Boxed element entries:
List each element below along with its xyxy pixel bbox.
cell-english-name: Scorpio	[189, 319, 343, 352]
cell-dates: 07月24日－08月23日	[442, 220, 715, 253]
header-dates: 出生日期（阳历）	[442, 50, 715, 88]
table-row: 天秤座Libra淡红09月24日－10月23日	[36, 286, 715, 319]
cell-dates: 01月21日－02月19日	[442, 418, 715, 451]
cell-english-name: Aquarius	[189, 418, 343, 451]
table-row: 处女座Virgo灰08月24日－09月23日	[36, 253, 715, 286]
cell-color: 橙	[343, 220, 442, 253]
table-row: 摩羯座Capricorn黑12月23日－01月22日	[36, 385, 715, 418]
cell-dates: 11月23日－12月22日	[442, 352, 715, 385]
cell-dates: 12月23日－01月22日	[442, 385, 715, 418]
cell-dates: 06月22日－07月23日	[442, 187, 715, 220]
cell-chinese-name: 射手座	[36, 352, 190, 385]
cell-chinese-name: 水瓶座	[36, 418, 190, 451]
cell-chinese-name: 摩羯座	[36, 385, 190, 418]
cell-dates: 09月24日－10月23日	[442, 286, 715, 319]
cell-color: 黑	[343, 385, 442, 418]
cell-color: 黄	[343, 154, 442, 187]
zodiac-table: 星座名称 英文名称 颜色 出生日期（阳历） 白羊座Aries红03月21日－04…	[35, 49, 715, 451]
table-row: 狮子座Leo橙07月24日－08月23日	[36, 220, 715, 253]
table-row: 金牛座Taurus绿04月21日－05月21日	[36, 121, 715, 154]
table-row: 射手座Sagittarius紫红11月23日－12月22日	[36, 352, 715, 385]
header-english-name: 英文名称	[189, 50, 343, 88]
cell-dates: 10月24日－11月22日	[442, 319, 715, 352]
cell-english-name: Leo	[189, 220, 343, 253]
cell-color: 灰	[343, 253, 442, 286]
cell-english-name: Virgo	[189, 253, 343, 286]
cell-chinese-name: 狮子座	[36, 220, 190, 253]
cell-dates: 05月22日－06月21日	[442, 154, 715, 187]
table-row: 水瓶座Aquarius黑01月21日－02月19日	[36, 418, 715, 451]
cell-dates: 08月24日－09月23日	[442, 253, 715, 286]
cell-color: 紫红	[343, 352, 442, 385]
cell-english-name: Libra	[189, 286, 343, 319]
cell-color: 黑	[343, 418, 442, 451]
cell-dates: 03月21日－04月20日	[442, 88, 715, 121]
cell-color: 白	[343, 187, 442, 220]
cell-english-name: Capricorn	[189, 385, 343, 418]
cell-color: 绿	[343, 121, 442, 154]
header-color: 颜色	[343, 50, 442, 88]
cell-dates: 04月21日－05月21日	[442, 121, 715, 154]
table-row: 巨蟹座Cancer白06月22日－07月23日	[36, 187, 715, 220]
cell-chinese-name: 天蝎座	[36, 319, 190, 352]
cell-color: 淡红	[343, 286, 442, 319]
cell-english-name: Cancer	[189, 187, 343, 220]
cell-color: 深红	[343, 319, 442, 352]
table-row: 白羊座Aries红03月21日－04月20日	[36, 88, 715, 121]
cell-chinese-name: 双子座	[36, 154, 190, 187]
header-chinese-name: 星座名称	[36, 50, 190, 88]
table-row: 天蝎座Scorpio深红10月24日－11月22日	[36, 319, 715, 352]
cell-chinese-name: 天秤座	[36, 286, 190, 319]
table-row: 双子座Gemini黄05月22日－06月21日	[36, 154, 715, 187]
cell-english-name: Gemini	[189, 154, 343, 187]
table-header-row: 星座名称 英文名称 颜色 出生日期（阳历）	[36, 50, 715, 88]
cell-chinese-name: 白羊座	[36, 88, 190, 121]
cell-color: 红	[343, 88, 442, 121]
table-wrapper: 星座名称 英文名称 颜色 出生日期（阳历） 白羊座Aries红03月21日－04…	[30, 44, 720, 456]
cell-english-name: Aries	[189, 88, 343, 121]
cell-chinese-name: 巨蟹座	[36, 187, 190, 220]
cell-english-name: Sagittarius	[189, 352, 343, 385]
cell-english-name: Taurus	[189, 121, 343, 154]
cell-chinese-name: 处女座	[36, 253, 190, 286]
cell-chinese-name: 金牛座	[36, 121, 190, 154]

**REQUIRED WORK:** Put every line from the start of the records through the line that contains "385, 190, 418]", including that line, into a numbered list, and leave out any blank lines.

**RESULT BELOW:**
1. List each element below along with its xyxy pixel bbox.
2. cell-english-name: Scorpio	[189, 319, 343, 352]
3. cell-dates: 07月24日－08月23日	[442, 220, 715, 253]
4. header-dates: 出生日期（阳历）	[442, 50, 715, 88]
5. table-row: 天秤座Libra淡红09月24日－10月23日	[36, 286, 715, 319]
6. cell-dates: 01月21日－02月19日	[442, 418, 715, 451]
7. cell-english-name: Aquarius	[189, 418, 343, 451]
8. table-row: 处女座Virgo灰08月24日－09月23日	[36, 253, 715, 286]
9. cell-color: 橙	[343, 220, 442, 253]
10. table-row: 摩羯座Capricorn黑12月23日－01月22日	[36, 385, 715, 418]
11. cell-dates: 11月23日－12月22日	[442, 352, 715, 385]
12. cell-dates: 12月23日－01月22日	[442, 385, 715, 418]
13. cell-dates: 06月22日－07月23日	[442, 187, 715, 220]
14. cell-chinese-name: 射手座	[36, 352, 190, 385]
15. cell-chinese-name: 水瓶座	[36, 418, 190, 451]
16. cell-chinese-name: 摩羯座	[36, 385, 190, 418]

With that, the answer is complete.